Your goal: Go through the data below. List every line that holds the word "name".

Dataset records:

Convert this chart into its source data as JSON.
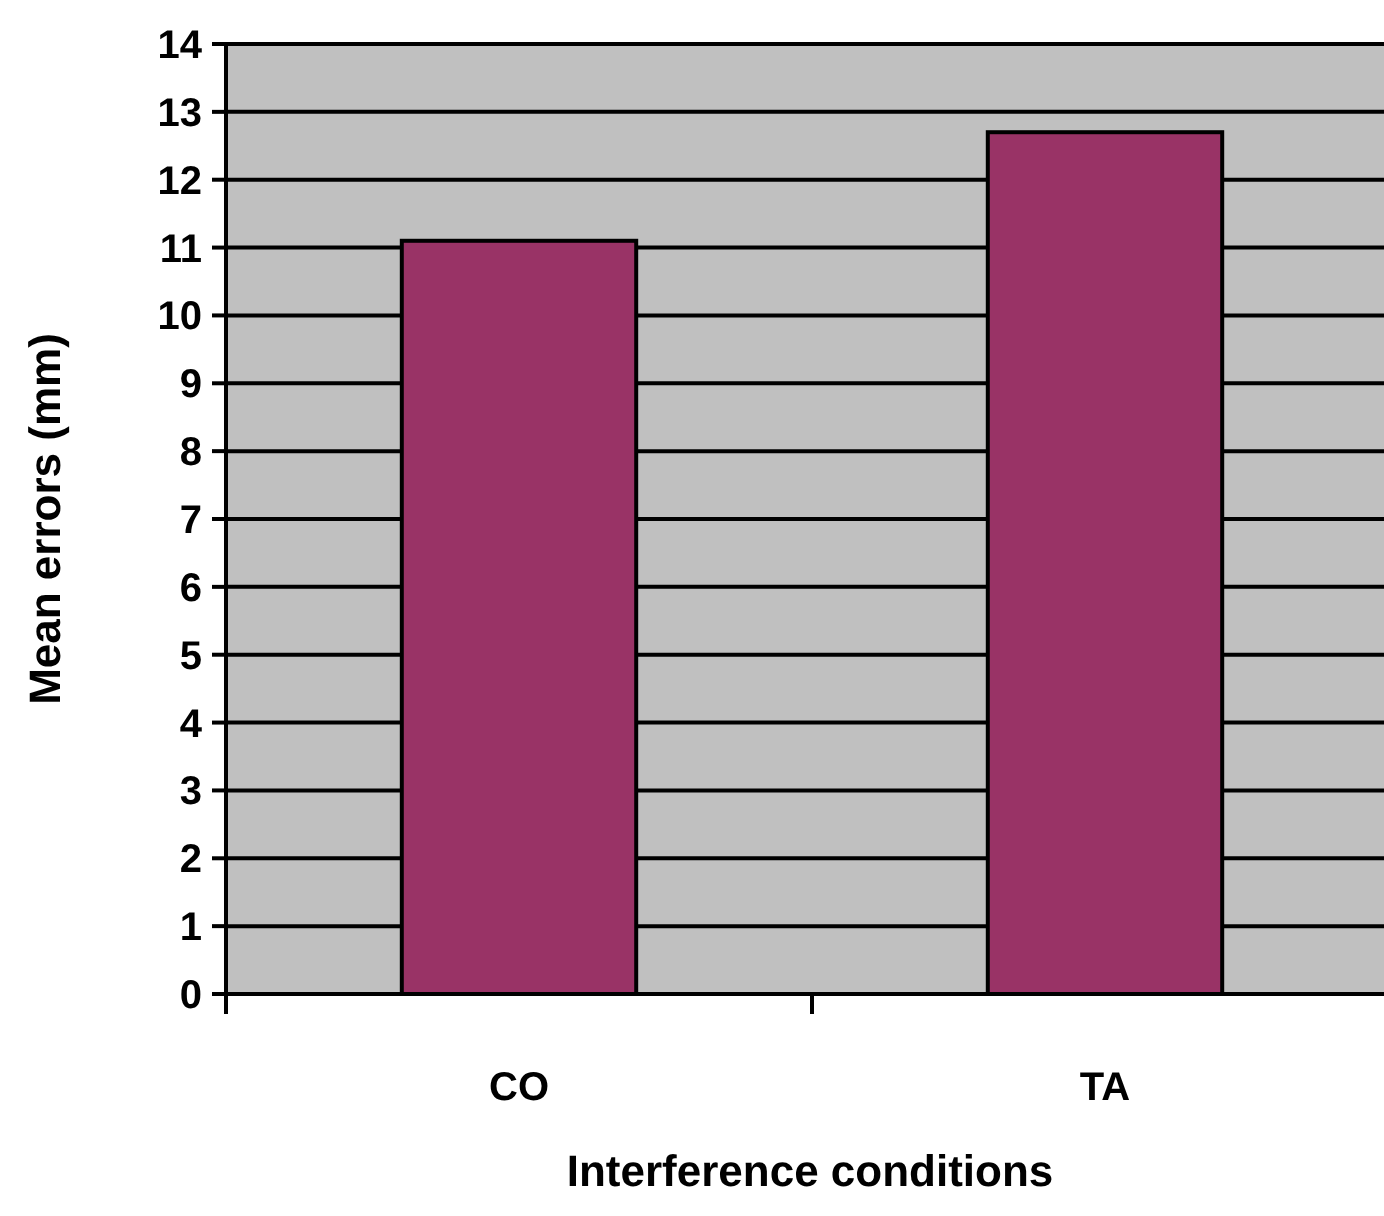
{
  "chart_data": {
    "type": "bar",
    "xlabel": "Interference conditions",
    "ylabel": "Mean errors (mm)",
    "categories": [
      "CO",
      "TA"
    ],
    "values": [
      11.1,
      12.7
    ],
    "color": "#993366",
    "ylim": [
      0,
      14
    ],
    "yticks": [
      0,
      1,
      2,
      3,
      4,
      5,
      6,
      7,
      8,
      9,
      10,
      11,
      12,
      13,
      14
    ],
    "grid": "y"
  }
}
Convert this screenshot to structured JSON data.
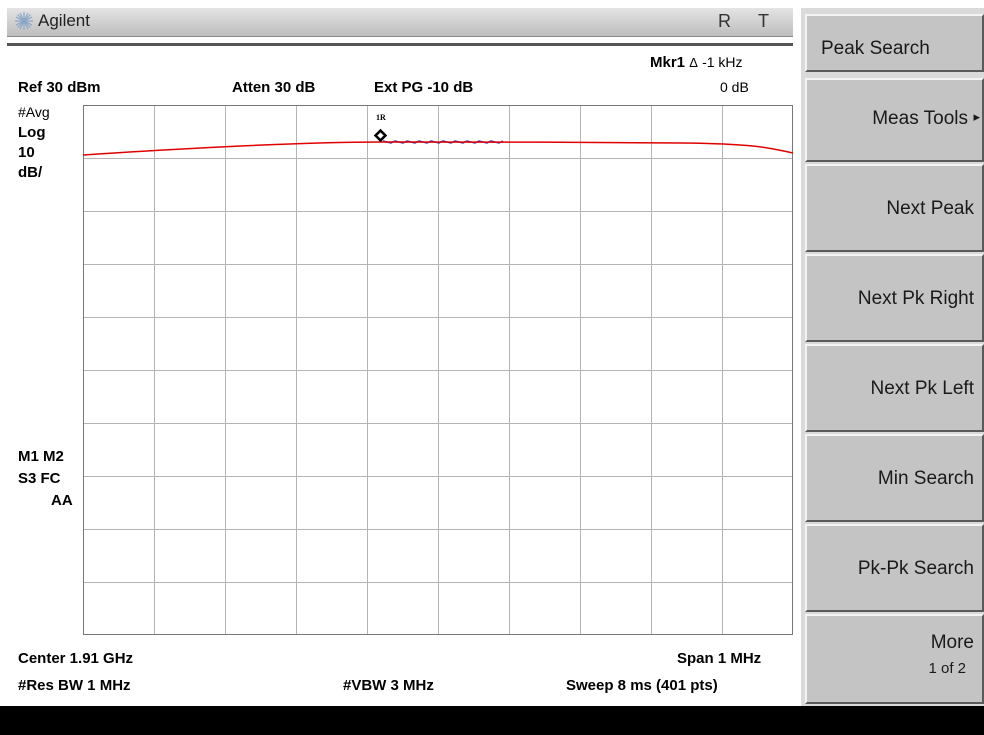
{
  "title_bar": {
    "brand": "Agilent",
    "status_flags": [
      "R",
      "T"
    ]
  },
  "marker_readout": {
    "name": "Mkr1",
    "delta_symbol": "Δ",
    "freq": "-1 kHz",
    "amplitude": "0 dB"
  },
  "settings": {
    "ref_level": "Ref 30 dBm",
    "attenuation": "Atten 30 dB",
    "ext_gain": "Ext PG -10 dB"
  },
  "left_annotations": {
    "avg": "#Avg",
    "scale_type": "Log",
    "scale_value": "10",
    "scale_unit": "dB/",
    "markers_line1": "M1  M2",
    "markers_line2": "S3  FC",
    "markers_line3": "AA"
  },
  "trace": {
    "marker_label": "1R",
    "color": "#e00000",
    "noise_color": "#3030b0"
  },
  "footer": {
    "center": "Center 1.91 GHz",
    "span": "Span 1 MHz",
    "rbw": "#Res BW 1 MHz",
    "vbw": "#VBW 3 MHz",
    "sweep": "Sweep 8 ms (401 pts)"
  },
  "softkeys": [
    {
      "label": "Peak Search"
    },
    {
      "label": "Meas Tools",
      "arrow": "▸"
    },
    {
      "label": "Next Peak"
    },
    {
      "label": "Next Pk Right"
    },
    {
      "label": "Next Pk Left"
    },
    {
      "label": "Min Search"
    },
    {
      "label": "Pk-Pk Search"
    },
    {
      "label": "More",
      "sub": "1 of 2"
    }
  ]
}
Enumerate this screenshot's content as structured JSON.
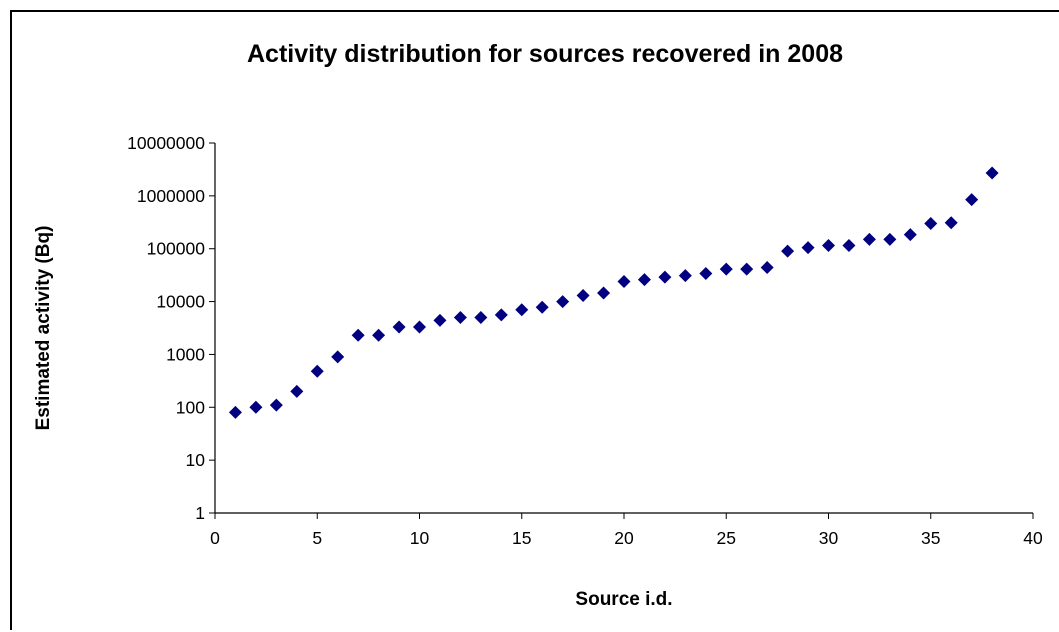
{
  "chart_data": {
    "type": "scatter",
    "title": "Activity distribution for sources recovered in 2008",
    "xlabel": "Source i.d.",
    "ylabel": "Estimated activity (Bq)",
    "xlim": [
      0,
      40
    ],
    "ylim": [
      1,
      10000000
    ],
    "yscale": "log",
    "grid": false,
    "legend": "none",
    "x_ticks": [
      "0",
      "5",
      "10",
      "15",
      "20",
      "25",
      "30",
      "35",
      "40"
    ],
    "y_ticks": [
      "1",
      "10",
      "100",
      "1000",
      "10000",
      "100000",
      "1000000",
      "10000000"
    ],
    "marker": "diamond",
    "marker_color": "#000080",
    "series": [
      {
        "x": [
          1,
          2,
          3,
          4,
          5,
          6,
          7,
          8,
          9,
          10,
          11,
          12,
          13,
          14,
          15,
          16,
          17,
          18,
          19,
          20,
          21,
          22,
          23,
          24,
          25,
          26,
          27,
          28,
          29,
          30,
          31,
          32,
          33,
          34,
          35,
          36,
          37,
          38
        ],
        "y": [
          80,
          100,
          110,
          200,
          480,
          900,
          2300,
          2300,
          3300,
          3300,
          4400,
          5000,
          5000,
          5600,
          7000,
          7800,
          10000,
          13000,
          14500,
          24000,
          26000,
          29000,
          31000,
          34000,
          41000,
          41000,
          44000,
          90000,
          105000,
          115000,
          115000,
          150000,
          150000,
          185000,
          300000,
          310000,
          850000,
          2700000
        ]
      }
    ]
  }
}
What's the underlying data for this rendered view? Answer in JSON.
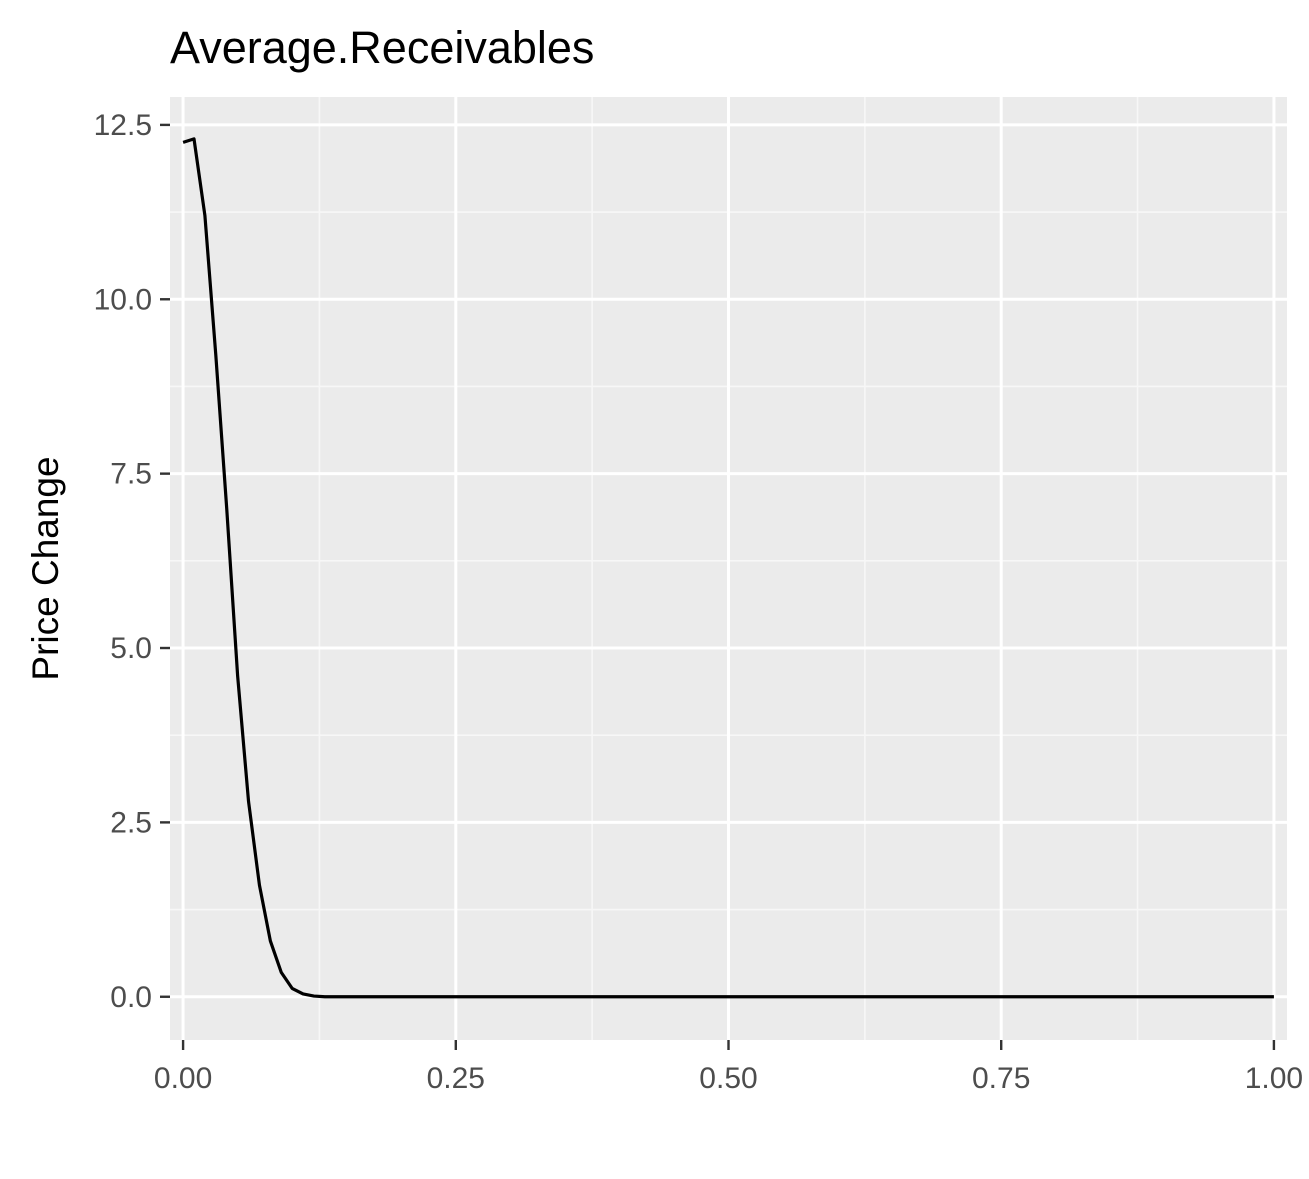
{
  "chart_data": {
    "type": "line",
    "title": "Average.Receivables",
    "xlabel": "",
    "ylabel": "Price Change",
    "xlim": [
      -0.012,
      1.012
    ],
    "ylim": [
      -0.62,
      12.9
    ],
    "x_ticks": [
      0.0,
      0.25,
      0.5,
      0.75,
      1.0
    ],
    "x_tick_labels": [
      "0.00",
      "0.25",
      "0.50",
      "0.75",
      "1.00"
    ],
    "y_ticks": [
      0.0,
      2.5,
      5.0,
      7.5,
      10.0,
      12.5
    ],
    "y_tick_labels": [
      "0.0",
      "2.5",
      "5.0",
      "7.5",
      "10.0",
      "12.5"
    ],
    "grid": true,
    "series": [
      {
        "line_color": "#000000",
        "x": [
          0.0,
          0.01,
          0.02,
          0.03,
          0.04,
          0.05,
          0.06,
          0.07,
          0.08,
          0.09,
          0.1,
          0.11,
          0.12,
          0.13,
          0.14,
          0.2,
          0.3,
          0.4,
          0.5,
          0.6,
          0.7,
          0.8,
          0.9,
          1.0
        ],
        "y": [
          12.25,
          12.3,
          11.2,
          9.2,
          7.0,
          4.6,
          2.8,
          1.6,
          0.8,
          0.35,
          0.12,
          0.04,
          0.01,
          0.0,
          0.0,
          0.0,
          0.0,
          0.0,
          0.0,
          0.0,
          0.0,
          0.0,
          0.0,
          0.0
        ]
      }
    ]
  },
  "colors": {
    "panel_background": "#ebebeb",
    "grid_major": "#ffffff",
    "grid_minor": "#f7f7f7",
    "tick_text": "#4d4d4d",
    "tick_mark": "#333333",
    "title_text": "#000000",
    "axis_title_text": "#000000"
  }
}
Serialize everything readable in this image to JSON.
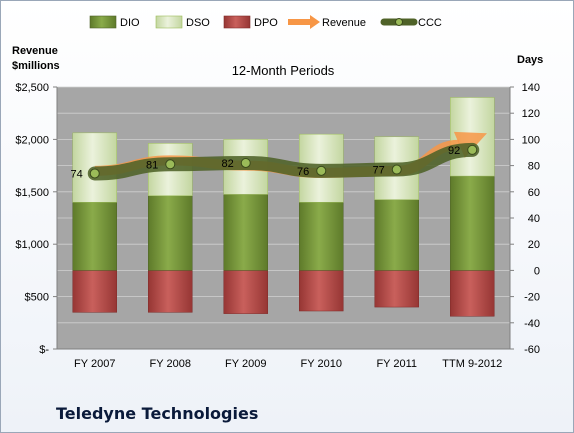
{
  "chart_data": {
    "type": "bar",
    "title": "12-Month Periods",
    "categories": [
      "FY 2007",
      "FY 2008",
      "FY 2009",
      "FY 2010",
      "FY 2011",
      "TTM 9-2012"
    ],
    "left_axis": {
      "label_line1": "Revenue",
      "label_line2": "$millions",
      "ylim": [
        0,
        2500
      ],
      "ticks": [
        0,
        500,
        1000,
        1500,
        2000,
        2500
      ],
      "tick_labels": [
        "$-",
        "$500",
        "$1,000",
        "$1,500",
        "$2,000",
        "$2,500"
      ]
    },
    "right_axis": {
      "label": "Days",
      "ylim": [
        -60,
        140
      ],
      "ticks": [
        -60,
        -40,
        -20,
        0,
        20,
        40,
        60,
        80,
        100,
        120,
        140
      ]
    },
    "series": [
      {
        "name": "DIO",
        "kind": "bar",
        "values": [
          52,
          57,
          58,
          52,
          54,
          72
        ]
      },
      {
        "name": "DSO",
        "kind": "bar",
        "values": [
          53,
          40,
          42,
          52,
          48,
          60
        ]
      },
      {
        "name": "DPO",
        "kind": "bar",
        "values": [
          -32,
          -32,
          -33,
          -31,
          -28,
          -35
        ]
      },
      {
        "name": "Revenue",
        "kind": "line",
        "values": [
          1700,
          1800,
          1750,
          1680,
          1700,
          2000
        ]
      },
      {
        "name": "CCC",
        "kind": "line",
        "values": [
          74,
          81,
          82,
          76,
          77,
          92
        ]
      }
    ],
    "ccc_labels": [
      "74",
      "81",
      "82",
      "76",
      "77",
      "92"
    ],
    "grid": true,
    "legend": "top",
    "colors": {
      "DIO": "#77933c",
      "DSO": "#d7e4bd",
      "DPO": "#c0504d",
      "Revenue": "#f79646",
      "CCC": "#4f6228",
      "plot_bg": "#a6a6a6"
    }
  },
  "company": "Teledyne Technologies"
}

Result for this exercise:
    "name": "Mkr1",
        "name": "DIO",
        "name": "DSO",
        "name": "DPO",
        "name": "Revenue",
        "name": "CCC",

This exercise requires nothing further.